__REQUIRED WORK__: Please repeat all of the lines that follow, exactly as written.

>> begin DATA FOR THIS EXERCISE

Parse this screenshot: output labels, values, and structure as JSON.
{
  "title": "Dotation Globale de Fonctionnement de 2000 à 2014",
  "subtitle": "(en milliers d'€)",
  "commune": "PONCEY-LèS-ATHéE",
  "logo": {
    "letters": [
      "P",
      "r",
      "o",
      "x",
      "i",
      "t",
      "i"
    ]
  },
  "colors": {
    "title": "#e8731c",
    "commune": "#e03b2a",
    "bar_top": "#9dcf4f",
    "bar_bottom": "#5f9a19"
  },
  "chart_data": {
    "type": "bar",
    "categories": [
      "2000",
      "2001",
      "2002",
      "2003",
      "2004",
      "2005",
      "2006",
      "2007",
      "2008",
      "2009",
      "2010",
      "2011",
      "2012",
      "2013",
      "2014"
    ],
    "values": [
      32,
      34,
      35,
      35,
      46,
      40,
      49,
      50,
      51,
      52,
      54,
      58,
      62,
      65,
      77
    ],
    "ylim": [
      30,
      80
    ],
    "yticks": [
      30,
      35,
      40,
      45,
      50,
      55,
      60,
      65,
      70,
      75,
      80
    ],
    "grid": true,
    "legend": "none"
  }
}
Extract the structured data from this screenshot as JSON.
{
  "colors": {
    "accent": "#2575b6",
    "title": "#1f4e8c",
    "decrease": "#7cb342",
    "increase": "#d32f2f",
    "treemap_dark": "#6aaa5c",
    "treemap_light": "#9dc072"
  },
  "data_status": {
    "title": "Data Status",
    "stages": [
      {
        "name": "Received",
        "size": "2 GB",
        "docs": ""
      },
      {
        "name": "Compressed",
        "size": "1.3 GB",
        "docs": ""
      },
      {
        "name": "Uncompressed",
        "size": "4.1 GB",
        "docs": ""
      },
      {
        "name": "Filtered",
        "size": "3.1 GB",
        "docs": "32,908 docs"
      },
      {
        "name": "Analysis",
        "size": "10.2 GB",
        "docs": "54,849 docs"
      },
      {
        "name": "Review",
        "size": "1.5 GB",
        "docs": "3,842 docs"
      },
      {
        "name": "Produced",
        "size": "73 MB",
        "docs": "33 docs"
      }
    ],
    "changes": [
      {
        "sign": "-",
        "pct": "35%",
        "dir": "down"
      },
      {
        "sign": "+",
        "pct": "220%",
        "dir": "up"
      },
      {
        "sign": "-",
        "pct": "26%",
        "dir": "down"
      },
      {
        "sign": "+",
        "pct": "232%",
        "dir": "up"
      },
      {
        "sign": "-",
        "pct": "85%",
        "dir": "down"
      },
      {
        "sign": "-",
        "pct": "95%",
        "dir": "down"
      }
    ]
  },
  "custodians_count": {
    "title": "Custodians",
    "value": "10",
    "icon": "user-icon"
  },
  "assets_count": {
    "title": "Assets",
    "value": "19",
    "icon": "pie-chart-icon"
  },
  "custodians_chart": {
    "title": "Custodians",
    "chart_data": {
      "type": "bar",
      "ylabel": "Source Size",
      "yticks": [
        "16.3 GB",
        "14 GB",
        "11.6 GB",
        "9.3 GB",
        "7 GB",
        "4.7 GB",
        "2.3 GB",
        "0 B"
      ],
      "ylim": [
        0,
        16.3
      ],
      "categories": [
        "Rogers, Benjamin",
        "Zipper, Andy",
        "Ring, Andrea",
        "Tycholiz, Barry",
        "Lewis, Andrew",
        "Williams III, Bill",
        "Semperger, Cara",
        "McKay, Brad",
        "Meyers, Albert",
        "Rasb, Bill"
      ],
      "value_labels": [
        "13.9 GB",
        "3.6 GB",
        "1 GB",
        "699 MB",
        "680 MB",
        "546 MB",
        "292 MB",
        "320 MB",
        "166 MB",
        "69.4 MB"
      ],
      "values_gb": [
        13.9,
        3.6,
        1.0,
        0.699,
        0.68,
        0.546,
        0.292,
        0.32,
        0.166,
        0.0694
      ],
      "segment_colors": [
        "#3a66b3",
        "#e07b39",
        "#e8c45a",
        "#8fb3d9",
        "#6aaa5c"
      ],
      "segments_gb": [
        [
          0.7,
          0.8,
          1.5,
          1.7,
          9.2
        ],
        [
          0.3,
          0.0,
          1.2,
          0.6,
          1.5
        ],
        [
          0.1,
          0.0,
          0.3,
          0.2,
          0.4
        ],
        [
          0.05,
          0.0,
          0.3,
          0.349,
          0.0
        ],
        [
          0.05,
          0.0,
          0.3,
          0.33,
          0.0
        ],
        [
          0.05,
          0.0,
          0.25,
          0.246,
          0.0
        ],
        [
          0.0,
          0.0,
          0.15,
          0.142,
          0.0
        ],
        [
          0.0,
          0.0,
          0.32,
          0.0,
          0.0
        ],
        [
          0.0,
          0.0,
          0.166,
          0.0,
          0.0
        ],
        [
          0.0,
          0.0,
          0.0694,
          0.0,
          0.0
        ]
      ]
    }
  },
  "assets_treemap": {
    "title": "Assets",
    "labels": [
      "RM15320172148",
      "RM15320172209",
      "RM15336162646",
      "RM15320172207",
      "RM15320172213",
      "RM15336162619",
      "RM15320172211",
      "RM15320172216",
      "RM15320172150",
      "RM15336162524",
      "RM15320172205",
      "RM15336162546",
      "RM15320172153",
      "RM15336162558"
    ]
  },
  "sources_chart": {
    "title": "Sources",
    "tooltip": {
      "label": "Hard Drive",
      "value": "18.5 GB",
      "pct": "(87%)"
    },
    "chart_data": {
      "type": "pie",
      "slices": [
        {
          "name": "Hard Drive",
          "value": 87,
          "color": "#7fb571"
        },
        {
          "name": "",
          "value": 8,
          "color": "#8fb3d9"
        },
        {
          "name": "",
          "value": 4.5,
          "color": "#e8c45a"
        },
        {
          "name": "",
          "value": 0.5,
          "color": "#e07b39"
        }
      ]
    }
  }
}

>> end DATA FOR THIS EXERCISE

__FINISHED EXERCISE__:
Parse this screenshot: output labels, values, and structure as JSON.
{
  "title": "Dotation Globale de Fonctionnement de 2000 à 2014",
  "subtitle": "(en milliers d'€)",
  "commune": "PONCEY-LèS-ATHéE",
  "logo": {
    "letters": [
      "P",
      "r",
      "o",
      "x",
      "i",
      "t",
      "i"
    ]
  },
  "colors": {
    "title": "#e8731c",
    "commune": "#e03b2a",
    "bar_top": "#9dcf4f",
    "bar_bottom": "#5f9a19"
  },
  "chart_data": {
    "type": "bar",
    "categories": [
      "2000",
      "2001",
      "2002",
      "2003",
      "2004",
      "2005",
      "2006",
      "2007",
      "2008",
      "2009",
      "2010",
      "2011",
      "2012",
      "2013",
      "2014"
    ],
    "values": [
      32,
      34,
      35,
      35,
      46,
      40,
      49,
      50,
      51,
      52,
      54,
      58,
      62,
      65,
      77
    ],
    "ylim": [
      30,
      80
    ],
    "yticks": [
      30,
      35,
      40,
      45,
      50,
      55,
      60,
      65,
      70,
      75,
      80
    ],
    "grid": true,
    "legend": "none"
  }
}
Extract the structured data from this screenshot as JSON.
{
  "colors": {
    "accent": "#2575b6",
    "title": "#1f4e8c",
    "decrease": "#7cb342",
    "increase": "#d32f2f",
    "treemap_dark": "#6aaa5c",
    "treemap_light": "#9dc072"
  },
  "data_status": {
    "title": "Data Status",
    "stages": [
      {
        "name": "Received",
        "size": "2 GB",
        "docs": ""
      },
      {
        "name": "Compressed",
        "size": "1.3 GB",
        "docs": ""
      },
      {
        "name": "Uncompressed",
        "size": "4.1 GB",
        "docs": ""
      },
      {
        "name": "Filtered",
        "size": "3.1 GB",
        "docs": "32,908 docs"
      },
      {
        "name": "Analysis",
        "size": "10.2 GB",
        "docs": "54,849 docs"
      },
      {
        "name": "Review",
        "size": "1.5 GB",
        "docs": "3,842 docs"
      },
      {
        "name": "Produced",
        "size": "73 MB",
        "docs": "33 docs"
      }
    ],
    "changes": [
      {
        "sign": "-",
        "pct": "35%",
        "dir": "down"
      },
      {
        "sign": "+",
        "pct": "220%",
        "dir": "up"
      },
      {
        "sign": "-",
        "pct": "26%",
        "dir": "down"
      },
      {
        "sign": "+",
        "pct": "232%",
        "dir": "up"
      },
      {
        "sign": "-",
        "pct": "85%",
        "dir": "down"
      },
      {
        "sign": "-",
        "pct": "95%",
        "dir": "down"
      }
    ]
  },
  "custodians_count": {
    "title": "Custodians",
    "value": "10",
    "icon": "user-icon"
  },
  "assets_count": {
    "title": "Assets",
    "value": "19",
    "icon": "pie-chart-icon"
  },
  "custodians_chart": {
    "title": "Custodians",
    "chart_data": {
      "type": "bar",
      "ylabel": "Source Size",
      "yticks": [
        "16.3 GB",
        "14 GB",
        "11.6 GB",
        "9.3 GB",
        "7 GB",
        "4.7 GB",
        "2.3 GB",
        "0 B"
      ],
      "ylim": [
        0,
        16.3
      ],
      "categories": [
        "Rogers, Benjamin",
        "Zipper, Andy",
        "Ring, Andrea",
        "Tycholiz, Barry",
        "Lewis, Andrew",
        "Williams III, Bill",
        "Semperger, Cara",
        "McKay, Brad",
        "Meyers, Albert",
        "Rasb, Bill"
      ],
      "value_labels": [
        "13.9 GB",
        "3.6 GB",
        "1 GB",
        "699 MB",
        "680 MB",
        "546 MB",
        "292 MB",
        "320 MB",
        "166 MB",
        "69.4 MB"
      ],
      "values_gb": [
        13.9,
        3.6,
        1.0,
        0.699,
        0.68,
        0.546,
        0.292,
        0.32,
        0.166,
        0.0694
      ],
      "segment_colors": [
        "#3a66b3",
        "#e07b39",
        "#e8c45a",
        "#8fb3d9",
        "#6aaa5c"
      ],
      "segments_gb": [
        [
          0.7,
          0.8,
          1.5,
          1.7,
          9.2
        ],
        [
          0.3,
          0.0,
          1.2,
          0.6,
          1.5
        ],
        [
          0.1,
          0.0,
          0.3,
          0.2,
          0.4
        ],
        [
          0.05,
          0.0,
          0.3,
          0.349,
          0.0
        ],
        [
          0.05,
          0.0,
          0.3,
          0.33,
          0.0
        ],
        [
          0.05,
          0.0,
          0.25,
          0.246,
          0.0
        ],
        [
          0.0,
          0.0,
          0.15,
          0.142,
          0.0
        ],
        [
          0.0,
          0.0,
          0.32,
          0.0,
          0.0
        ],
        [
          0.0,
          0.0,
          0.166,
          0.0,
          0.0
        ],
        [
          0.0,
          0.0,
          0.0694,
          0.0,
          0.0
        ]
      ]
    }
  },
  "assets_treemap": {
    "title": "Assets",
    "labels": [
      "RM15320172148",
      "RM15320172209",
      "RM15336162646",
      "RM15320172207",
      "RM15320172213",
      "RM15336162619",
      "RM15320172211",
      "RM15320172216",
      "RM15320172150",
      "RM15336162524",
      "RM15320172205",
      "RM15336162546",
      "RM15320172153",
      "RM15336162558"
    ]
  },
  "sources_chart": {
    "title": "Sources",
    "tooltip": {
      "label": "Hard Drive",
      "value": "18.5 GB",
      "pct": "(87%)"
    },
    "chart_data": {
      "type": "pie",
      "slices": [
        {
          "name": "Hard Drive",
          "value": 87,
          "color": "#7fb571"
        },
        {
          "name": "",
          "value": 8,
          "color": "#8fb3d9"
        },
        {
          "name": "",
          "value": 4.5,
          "color": "#e8c45a"
        },
        {
          "name": "",
          "value": 0.5,
          "color": "#e07b39"
        }
      ]
    }
  }
}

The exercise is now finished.